- SELECTED PASSAGE:
↓↓↓
Recently, a new concept based on deep learning has been proposed, which makes significant improvements over existing ideas. This concept redefines the communication task as an E2E reconstruction optimization task, eliminating the modular structure that needs to be manually constructed in traditional communication systems. This novel concept is based on using an autoencoder system to achieve an E2E communication system. Initial studies have shown that this approach is comparable to traditional systems in terms of performance and demonstrates the enormous potential of E2E methods in becoming a general solution for various channel models.

Here, we will explore the emerging concept of E2E communications and provide an overview of some recent studies in this field.

Autoencoder-based end-to-end communications

Autoencoder (AE) is a neural network that learns to generate its output which is almost close to its input. The concept of utilizing AE in the field of communication systems was initially introduced in reference [13]. In the communications systems, it is possible to view it as an AE that aims to minimize the error by reconstructing the transmitted message at the receiver. The encoder and decoder of the AE can be analogously considered as the transmitter and receiver blocks of the system, respectively. Figure 7 illustrates an AE architecture that is used in E2E learning of a communications system.

[IMAGE OMITTED. SEE PDF]

As shown in Figure 7, at the transmitter, the incoming message s is mapped to an $M\times 1$ one-hot vector, which is used as an input vector of the encoder, where $\mathcal {S}$ is the set of all $M = 2^m$ possible messages, each having m data bits. Then, this M-dimensional vector is passed through a feed-forward neural network (NN) with multiple dense layers, followed by a normalization layer to satisfy the physical constraints of the transmit vector $\mathbf {x}$ . The output of the transmitter is a complex vector of dimension n. The channel is represented by a noise layer. The receiver also consists of a feed-forward neural network (NN) with one or multiple dense layers, followed by an output layer with a softmax activation function. The output layer yields a probability vector, denoted as $\mathbf {p} \in (0, 1)^M$ , representing the probabilities of all possible messages. The decoded information, $\widehat{\mathbf {s}}$ , corresponds to the index of the element in $\mathbf {p}$ with the highest probability.
↑↑↑
[Page element annotations]
↓↓↓
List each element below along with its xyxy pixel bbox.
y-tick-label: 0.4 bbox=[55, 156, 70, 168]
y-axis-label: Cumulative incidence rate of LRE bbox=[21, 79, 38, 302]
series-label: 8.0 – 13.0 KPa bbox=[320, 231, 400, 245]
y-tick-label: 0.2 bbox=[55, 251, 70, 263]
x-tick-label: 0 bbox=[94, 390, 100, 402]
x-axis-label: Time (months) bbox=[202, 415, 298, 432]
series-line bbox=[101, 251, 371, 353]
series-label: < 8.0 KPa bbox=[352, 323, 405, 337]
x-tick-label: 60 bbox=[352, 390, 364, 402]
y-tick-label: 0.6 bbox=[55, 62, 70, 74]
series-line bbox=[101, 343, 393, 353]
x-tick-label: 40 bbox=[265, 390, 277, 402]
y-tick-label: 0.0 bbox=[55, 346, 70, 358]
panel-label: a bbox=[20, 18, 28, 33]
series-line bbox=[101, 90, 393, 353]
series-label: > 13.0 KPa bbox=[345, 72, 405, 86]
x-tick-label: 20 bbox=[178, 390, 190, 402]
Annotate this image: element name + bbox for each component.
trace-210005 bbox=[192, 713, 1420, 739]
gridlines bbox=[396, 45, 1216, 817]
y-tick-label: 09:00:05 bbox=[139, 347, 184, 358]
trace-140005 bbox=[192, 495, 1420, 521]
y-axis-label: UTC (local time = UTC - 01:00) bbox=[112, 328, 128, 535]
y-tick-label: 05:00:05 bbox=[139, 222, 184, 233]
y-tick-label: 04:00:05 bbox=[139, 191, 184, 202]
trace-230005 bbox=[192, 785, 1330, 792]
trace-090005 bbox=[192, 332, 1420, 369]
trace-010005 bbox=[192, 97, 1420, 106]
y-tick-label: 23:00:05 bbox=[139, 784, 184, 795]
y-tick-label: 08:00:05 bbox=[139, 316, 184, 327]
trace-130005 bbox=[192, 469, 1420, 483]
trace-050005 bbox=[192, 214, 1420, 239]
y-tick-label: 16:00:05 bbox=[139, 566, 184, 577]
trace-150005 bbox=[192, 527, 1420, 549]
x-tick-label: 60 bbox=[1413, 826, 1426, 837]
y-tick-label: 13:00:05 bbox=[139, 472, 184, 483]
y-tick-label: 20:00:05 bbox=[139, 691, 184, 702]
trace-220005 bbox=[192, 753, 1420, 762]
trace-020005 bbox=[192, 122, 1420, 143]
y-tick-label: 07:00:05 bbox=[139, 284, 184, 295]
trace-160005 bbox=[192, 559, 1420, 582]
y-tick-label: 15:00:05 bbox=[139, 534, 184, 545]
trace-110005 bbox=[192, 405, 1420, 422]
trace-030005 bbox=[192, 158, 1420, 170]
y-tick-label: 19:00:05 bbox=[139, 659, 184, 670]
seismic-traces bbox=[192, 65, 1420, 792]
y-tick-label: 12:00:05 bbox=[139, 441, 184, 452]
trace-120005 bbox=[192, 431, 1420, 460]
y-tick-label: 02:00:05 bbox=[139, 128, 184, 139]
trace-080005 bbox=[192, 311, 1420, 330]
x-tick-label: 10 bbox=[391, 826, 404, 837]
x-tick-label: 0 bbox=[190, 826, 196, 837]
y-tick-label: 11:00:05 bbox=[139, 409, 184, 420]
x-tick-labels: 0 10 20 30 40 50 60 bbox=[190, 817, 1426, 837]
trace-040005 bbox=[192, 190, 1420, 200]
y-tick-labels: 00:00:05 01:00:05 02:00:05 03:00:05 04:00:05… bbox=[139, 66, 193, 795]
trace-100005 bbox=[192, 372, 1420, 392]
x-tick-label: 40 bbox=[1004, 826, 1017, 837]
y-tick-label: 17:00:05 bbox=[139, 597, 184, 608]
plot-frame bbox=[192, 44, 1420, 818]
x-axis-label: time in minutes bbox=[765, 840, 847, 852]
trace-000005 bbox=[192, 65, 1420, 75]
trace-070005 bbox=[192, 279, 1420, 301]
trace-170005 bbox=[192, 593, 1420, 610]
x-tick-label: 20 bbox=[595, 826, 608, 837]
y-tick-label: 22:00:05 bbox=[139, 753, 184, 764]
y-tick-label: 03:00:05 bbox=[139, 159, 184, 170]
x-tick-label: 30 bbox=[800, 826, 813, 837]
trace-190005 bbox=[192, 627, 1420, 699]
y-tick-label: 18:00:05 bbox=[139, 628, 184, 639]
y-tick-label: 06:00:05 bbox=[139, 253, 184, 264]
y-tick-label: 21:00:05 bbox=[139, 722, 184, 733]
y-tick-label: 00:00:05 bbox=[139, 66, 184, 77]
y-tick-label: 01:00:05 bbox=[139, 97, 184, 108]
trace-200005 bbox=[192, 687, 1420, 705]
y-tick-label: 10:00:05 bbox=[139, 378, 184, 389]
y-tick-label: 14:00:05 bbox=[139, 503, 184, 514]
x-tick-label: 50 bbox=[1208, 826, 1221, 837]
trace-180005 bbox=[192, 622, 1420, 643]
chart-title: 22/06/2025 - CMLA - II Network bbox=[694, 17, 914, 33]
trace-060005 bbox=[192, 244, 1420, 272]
↑↑↑
↓↓↓
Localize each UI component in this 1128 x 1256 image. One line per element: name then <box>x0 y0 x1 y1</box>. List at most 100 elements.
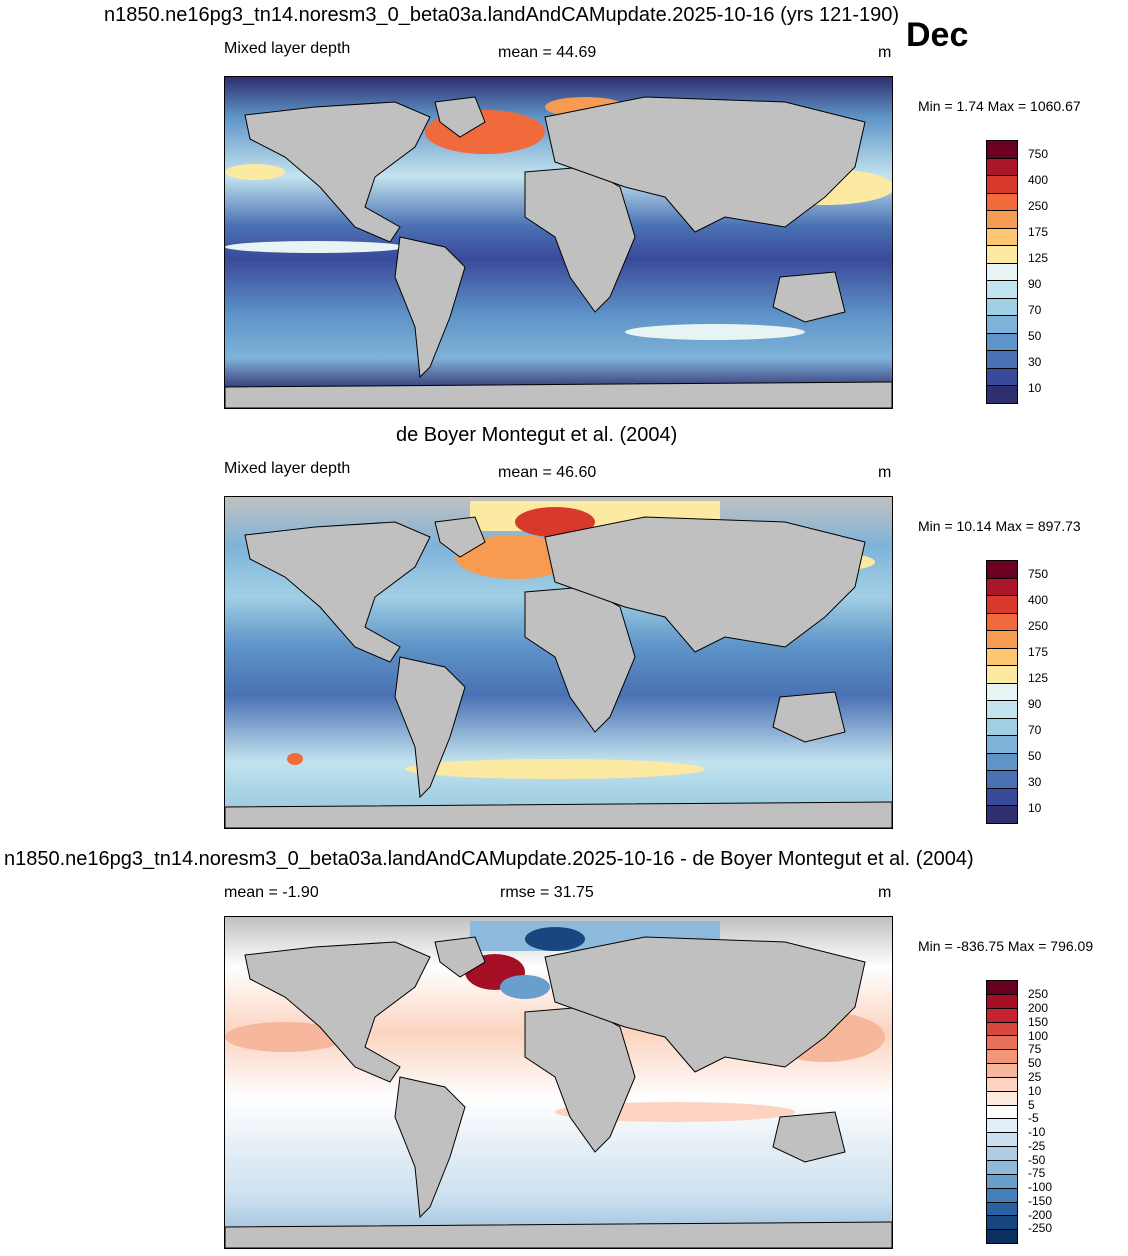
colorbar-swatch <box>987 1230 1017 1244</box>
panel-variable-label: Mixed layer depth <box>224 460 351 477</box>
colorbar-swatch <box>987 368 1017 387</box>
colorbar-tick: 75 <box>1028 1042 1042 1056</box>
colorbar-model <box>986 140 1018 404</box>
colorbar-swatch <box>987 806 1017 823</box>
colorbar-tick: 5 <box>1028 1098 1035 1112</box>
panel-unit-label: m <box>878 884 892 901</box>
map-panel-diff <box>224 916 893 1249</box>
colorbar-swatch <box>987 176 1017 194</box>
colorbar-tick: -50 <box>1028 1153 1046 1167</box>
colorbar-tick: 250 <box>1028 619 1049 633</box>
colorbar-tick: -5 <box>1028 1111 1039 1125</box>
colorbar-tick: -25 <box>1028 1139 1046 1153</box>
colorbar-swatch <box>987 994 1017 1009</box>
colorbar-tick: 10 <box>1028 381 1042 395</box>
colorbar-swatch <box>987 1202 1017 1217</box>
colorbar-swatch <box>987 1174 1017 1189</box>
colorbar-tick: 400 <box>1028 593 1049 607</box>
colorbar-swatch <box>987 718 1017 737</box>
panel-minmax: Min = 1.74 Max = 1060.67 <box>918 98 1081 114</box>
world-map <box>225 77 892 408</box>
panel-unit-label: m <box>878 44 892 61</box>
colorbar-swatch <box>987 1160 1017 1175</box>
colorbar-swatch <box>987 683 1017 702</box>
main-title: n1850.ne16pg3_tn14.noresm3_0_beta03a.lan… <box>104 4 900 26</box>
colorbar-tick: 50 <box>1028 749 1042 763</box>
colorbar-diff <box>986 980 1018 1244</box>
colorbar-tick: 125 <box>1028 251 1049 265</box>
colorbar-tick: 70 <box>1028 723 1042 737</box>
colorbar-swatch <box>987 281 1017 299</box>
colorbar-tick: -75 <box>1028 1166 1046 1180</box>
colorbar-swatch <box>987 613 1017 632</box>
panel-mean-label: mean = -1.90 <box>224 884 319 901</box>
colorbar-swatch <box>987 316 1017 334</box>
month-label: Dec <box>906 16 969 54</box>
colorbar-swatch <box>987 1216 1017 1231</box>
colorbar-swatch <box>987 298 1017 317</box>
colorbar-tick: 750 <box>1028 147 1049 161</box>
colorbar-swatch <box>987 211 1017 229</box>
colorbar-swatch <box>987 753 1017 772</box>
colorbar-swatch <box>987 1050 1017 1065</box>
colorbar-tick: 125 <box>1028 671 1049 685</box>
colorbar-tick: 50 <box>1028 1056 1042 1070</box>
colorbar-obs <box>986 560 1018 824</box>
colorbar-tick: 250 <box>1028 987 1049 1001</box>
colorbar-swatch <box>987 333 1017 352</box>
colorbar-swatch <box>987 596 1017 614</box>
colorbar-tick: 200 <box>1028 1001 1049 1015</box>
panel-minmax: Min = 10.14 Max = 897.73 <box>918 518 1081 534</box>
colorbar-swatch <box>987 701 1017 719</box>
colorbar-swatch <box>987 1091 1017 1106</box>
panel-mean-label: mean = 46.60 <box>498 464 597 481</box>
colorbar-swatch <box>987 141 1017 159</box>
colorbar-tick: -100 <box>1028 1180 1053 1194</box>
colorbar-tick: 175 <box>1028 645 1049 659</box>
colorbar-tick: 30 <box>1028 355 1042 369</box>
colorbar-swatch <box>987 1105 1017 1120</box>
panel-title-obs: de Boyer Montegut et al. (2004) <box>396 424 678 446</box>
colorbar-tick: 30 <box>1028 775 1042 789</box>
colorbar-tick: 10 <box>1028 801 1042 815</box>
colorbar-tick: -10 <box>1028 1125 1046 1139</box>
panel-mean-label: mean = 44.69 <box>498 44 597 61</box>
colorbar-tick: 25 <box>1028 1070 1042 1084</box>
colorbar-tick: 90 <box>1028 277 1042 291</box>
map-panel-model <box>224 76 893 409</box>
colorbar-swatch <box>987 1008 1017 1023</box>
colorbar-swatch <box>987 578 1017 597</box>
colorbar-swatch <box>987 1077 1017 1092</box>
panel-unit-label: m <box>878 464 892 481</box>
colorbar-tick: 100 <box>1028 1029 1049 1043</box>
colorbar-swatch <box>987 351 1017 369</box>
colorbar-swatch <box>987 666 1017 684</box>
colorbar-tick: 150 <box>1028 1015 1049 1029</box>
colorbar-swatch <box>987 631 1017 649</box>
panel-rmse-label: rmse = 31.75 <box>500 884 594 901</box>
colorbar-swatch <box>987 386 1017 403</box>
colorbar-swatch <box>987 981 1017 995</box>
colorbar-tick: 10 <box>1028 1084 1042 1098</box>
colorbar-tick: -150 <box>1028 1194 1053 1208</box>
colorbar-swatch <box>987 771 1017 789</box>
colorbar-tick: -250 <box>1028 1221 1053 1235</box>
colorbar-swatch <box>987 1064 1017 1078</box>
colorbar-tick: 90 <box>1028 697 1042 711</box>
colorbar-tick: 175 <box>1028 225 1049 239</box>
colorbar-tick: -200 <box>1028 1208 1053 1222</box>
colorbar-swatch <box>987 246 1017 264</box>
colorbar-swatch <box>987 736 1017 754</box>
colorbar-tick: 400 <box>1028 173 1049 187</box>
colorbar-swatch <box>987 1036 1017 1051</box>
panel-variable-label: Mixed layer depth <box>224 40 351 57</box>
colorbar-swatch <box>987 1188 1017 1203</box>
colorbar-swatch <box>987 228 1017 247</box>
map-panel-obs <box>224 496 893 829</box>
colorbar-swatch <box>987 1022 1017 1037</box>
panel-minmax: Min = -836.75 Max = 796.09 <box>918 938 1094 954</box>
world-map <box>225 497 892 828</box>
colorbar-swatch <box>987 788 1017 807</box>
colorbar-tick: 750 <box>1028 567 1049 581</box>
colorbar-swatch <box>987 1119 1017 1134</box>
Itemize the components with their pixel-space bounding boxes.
↑↑↑
↓↓↓
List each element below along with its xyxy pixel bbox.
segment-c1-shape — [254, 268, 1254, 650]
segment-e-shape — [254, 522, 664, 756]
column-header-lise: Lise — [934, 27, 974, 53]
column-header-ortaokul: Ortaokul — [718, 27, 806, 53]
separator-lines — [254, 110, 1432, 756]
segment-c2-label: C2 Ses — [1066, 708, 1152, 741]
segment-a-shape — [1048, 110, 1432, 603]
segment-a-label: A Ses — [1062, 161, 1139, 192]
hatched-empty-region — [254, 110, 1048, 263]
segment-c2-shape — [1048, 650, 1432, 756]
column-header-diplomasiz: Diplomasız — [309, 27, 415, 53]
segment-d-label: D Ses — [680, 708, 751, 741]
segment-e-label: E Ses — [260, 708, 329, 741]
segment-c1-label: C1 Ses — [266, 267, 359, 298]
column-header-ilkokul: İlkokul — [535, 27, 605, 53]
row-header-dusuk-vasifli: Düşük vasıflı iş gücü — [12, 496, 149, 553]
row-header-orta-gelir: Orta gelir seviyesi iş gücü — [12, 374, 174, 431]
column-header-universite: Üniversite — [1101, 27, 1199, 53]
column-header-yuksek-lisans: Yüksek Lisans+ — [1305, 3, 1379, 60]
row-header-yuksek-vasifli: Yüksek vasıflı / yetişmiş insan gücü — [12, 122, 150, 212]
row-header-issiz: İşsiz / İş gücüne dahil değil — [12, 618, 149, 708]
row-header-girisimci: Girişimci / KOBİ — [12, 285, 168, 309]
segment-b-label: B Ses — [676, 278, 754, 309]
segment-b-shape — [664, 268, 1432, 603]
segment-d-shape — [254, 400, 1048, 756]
↑↑↑
- YOUR TASKS:
1. Name every type of layer that the passage on autoencoder-based end-to-end communications mentions.
2. Reproduce the stretch from "Autoencoder-based end-to-end communications" through "a communications system." in the passage on autoencoder-based end-to-end communications.

- SOLUTIONS TO THE TASKS:
1.
- Dense layers
- Normalization layer
- Noise layer
- Output layer

2.
Autoencoder-based end-to-end communications

Autoencoder (AE) is a neural network that learns to generate its output which is almost close to its input. The concept of utilizing AE in the field of communication systems was initially introduced in reference [13]. In the communications systems, it is possible to view it as an AE that aims to minimize the error by reconstructing the transmitted message at the receiver. The encoder and decoder of the AE can be analogously considered as the transmitter and receiver blocks of the system, respectively. Figure 7 illustrates an AE architecture that is used in E2E learning of a communications system.